## Work to be completed
Each line should be copied exactly.

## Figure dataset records
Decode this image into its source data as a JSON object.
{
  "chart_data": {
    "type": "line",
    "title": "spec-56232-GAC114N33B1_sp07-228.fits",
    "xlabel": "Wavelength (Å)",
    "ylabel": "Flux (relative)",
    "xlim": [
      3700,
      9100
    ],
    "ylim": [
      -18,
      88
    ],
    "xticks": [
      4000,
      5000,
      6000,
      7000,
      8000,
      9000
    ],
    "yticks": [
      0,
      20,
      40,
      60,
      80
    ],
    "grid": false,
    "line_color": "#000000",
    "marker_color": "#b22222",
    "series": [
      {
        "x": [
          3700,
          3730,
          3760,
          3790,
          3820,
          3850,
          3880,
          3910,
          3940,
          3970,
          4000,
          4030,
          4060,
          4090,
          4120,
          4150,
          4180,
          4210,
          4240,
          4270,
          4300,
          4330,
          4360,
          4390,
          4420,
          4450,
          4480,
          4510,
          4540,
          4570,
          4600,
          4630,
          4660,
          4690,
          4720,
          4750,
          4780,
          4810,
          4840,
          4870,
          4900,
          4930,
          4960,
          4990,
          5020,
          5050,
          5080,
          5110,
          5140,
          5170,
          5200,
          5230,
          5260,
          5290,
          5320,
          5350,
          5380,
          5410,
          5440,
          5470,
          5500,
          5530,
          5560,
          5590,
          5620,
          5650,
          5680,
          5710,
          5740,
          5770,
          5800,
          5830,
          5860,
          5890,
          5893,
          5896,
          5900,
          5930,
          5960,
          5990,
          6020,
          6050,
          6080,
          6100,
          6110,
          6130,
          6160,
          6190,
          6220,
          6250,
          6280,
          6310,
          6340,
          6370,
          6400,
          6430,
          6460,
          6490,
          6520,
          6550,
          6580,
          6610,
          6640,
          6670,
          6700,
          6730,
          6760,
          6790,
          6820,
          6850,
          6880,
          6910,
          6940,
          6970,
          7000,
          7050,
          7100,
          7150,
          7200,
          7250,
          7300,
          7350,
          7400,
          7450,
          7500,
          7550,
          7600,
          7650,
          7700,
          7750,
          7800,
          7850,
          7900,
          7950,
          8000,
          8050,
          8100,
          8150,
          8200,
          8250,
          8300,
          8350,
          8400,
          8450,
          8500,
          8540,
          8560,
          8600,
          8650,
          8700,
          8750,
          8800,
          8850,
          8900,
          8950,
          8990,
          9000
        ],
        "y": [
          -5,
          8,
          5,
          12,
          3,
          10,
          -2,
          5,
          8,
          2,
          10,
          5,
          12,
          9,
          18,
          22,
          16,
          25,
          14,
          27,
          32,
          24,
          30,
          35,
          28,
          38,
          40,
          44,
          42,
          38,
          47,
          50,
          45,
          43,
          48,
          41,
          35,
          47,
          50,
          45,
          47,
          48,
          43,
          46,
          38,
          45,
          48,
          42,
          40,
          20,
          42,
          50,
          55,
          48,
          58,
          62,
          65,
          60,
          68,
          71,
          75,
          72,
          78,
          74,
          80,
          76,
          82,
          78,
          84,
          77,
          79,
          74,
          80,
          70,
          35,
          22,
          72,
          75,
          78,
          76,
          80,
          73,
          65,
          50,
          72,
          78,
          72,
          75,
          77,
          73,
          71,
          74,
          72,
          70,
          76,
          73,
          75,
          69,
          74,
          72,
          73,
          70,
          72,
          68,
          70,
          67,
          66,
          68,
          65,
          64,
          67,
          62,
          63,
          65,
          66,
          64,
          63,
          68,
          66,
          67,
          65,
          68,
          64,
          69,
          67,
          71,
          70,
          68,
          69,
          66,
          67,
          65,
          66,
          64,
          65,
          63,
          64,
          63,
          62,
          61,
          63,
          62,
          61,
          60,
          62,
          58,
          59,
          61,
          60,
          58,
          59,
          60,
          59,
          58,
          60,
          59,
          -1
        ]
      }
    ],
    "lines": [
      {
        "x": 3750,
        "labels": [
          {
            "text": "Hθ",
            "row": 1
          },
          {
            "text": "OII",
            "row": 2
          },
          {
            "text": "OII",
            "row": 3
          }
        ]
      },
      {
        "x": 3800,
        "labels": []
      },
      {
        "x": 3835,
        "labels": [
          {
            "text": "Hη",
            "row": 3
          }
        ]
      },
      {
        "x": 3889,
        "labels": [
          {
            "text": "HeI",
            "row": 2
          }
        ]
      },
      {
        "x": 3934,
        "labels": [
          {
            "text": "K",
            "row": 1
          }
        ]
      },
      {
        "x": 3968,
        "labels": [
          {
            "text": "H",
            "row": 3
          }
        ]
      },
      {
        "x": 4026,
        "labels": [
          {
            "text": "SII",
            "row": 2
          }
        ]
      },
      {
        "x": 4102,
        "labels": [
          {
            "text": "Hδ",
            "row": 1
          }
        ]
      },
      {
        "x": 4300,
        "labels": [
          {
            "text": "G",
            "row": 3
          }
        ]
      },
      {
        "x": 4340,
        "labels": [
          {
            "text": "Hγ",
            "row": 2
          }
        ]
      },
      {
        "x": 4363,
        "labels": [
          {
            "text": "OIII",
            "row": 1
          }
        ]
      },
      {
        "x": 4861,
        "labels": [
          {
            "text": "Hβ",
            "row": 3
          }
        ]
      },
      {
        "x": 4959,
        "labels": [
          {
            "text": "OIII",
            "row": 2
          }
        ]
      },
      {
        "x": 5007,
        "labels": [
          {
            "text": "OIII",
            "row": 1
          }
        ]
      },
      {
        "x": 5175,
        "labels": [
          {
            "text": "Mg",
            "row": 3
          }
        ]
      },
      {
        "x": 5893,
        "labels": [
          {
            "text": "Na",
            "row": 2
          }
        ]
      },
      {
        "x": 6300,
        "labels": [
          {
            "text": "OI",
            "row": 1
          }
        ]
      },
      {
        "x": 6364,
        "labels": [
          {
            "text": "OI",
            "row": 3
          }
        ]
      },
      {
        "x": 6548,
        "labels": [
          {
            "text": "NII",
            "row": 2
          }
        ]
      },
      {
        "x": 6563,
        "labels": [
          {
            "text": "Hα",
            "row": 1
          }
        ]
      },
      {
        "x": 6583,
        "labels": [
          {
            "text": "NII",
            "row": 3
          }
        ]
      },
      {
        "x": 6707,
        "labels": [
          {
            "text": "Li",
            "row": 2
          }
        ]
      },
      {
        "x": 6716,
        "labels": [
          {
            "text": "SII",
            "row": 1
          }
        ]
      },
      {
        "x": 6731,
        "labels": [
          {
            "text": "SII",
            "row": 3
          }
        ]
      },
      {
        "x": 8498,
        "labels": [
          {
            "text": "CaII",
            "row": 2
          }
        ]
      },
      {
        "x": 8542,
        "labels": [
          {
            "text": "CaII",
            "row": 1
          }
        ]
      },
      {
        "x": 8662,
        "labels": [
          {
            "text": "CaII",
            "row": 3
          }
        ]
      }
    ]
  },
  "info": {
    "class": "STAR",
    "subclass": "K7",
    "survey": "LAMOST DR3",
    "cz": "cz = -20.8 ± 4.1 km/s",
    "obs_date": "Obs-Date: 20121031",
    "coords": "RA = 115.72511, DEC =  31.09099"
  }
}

## Correct response
Decode this image into its source data as a JSON object.
{
  "chart_data": {
    "type": "line",
    "title": "spec-56232-GAC114N33B1_sp07-228.fits",
    "xlabel": "Wavelength (Å)",
    "ylabel": "Flux (relative)",
    "xlim": [
      3700,
      9100
    ],
    "ylim": [
      -18,
      88
    ],
    "xticks": [
      4000,
      5000,
      6000,
      7000,
      8000,
      9000
    ],
    "yticks": [
      0,
      20,
      40,
      60,
      80
    ],
    "grid": false,
    "line_color": "#000000",
    "marker_color": "#b22222",
    "series": [
      {
        "x": [
          3700,
          3730,
          3760,
          3790,
          3820,
          3850,
          3880,
          3910,
          3940,
          3970,
          4000,
          4030,
          4060,
          4090,
          4120,
          4150,
          4180,
          4210,
          4240,
          4270,
          4300,
          4330,
          4360,
          4390,
          4420,
          4450,
          4480,
          4510,
          4540,
          4570,
          4600,
          4630,
          4660,
          4690,
          4720,
          4750,
          4780,
          4810,
          4840,
          4870,
          4900,
          4930,
          4960,
          4990,
          5020,
          5050,
          5080,
          5110,
          5140,
          5170,
          5200,
          5230,
          5260,
          5290,
          5320,
          5350,
          5380,
          5410,
          5440,
          5470,
          5500,
          5530,
          5560,
          5590,
          5620,
          5650,
          5680,
          5710,
          5740,
          5770,
          5800,
          5830,
          5860,
          5890,
          5893,
          5896,
          5900,
          5930,
          5960,
          5990,
          6020,
          6050,
          6080,
          6100,
          6110,
          6130,
          6160,
          6190,
          6220,
          6250,
          6280,
          6310,
          6340,
          6370,
          6400,
          6430,
          6460,
          6490,
          6520,
          6550,
          6580,
          6610,
          6640,
          6670,
          6700,
          6730,
          6760,
          6790,
          6820,
          6850,
          6880,
          6910,
          6940,
          6970,
          7000,
          7050,
          7100,
          7150,
          7200,
          7250,
          7300,
          7350,
          7400,
          7450,
          7500,
          7550,
          7600,
          7650,
          7700,
          7750,
          7800,
          7850,
          7900,
          7950,
          8000,
          8050,
          8100,
          8150,
          8200,
          8250,
          8300,
          8350,
          8400,
          8450,
          8500,
          8540,
          8560,
          8600,
          8650,
          8700,
          8750,
          8800,
          8850,
          8900,
          8950,
          8990,
          9000
        ],
        "y": [
          -5,
          8,
          5,
          12,
          3,
          10,
          -2,
          5,
          8,
          2,
          10,
          5,
          12,
          9,
          18,
          22,
          16,
          25,
          14,
          27,
          32,
          24,
          30,
          35,
          28,
          38,
          40,
          44,
          42,
          38,
          47,
          50,
          45,
          43,
          48,
          41,
          35,
          47,
          50,
          45,
          47,
          48,
          43,
          46,
          38,
          45,
          48,
          42,
          40,
          20,
          42,
          50,
          55,
          48,
          58,
          62,
          65,
          60,
          68,
          71,
          75,
          72,
          78,
          74,
          80,
          76,
          82,
          78,
          84,
          77,
          79,
          74,
          80,
          70,
          35,
          22,
          72,
          75,
          78,
          76,
          80,
          73,
          65,
          50,
          72,
          78,
          72,
          75,
          77,
          73,
          71,
          74,
          72,
          70,
          76,
          73,
          75,
          69,
          74,
          72,
          73,
          70,
          72,
          68,
          70,
          67,
          66,
          68,
          65,
          64,
          67,
          62,
          63,
          65,
          66,
          64,
          63,
          68,
          66,
          67,
          65,
          68,
          64,
          69,
          67,
          71,
          70,
          68,
          69,
          66,
          67,
          65,
          66,
          64,
          65,
          63,
          64,
          63,
          62,
          61,
          63,
          62,
          61,
          60,
          62,
          58,
          59,
          61,
          60,
          58,
          59,
          60,
          59,
          58,
          60,
          59,
          -1
        ]
      }
    ],
    "lines": [
      {
        "x": 3750,
        "labels": [
          {
            "text": "Hθ",
            "row": 1
          },
          {
            "text": "OII",
            "row": 2
          },
          {
            "text": "OII",
            "row": 3
          }
        ]
      },
      {
        "x": 3800,
        "labels": []
      },
      {
        "x": 3835,
        "labels": [
          {
            "text": "Hη",
            "row": 3
          }
        ]
      },
      {
        "x": 3889,
        "labels": [
          {
            "text": "HeI",
            "row": 2
          }
        ]
      },
      {
        "x": 3934,
        "labels": [
          {
            "text": "K",
            "row": 1
          }
        ]
      },
      {
        "x": 3968,
        "labels": [
          {
            "text": "H",
            "row": 3
          }
        ]
      },
      {
        "x": 4026,
        "labels": [
          {
            "text": "SII",
            "row": 2
          }
        ]
      },
      {
        "x": 4102,
        "labels": [
          {
            "text": "Hδ",
            "row": 1
          }
        ]
      },
      {
        "x": 4300,
        "labels": [
          {
            "text": "G",
            "row": 3
          }
        ]
      },
      {
        "x": 4340,
        "labels": [
          {
            "text": "Hγ",
            "row": 2
          }
        ]
      },
      {
        "x": 4363,
        "labels": [
          {
            "text": "OIII",
            "row": 1
          }
        ]
      },
      {
        "x": 4861,
        "labels": [
          {
            "text": "Hβ",
            "row": 3
          }
        ]
      },
      {
        "x": 4959,
        "labels": [
          {
            "text": "OIII",
            "row": 2
          }
        ]
      },
      {
        "x": 5007,
        "labels": [
          {
            "text": "OIII",
            "row": 1
          }
        ]
      },
      {
        "x": 5175,
        "labels": [
          {
            "text": "Mg",
            "row": 3
          }
        ]
      },
      {
        "x": 5893,
        "labels": [
          {
            "text": "Na",
            "row": 2
          }
        ]
      },
      {
        "x": 6300,
        "labels": [
          {
            "text": "OI",
            "row": 1
          }
        ]
      },
      {
        "x": 6364,
        "labels": [
          {
            "text": "OI",
            "row": 3
          }
        ]
      },
      {
        "x": 6548,
        "labels": [
          {
            "text": "NII",
            "row": 2
          }
        ]
      },
      {
        "x": 6563,
        "labels": [
          {
            "text": "Hα",
            "row": 1
          }
        ]
      },
      {
        "x": 6583,
        "labels": [
          {
            "text": "NII",
            "row": 3
          }
        ]
      },
      {
        "x": 6707,
        "labels": [
          {
            "text": "Li",
            "row": 2
          }
        ]
      },
      {
        "x": 6716,
        "labels": [
          {
            "text": "SII",
            "row": 1
          }
        ]
      },
      {
        "x": 6731,
        "labels": [
          {
            "text": "SII",
            "row": 3
          }
        ]
      },
      {
        "x": 8498,
        "labels": [
          {
            "text": "CaII",
            "row": 2
          }
        ]
      },
      {
        "x": 8542,
        "labels": [
          {
            "text": "CaII",
            "row": 1
          }
        ]
      },
      {
        "x": 8662,
        "labels": [
          {
            "text": "CaII",
            "row": 3
          }
        ]
      }
    ]
  },
  "info": {
    "class": "STAR",
    "subclass": "K7",
    "survey": "LAMOST DR3",
    "cz": "cz = -20.8 ± 4.1 km/s",
    "obs_date": "Obs-Date: 20121031",
    "coords": "RA = 115.72511, DEC =  31.09099"
  }
}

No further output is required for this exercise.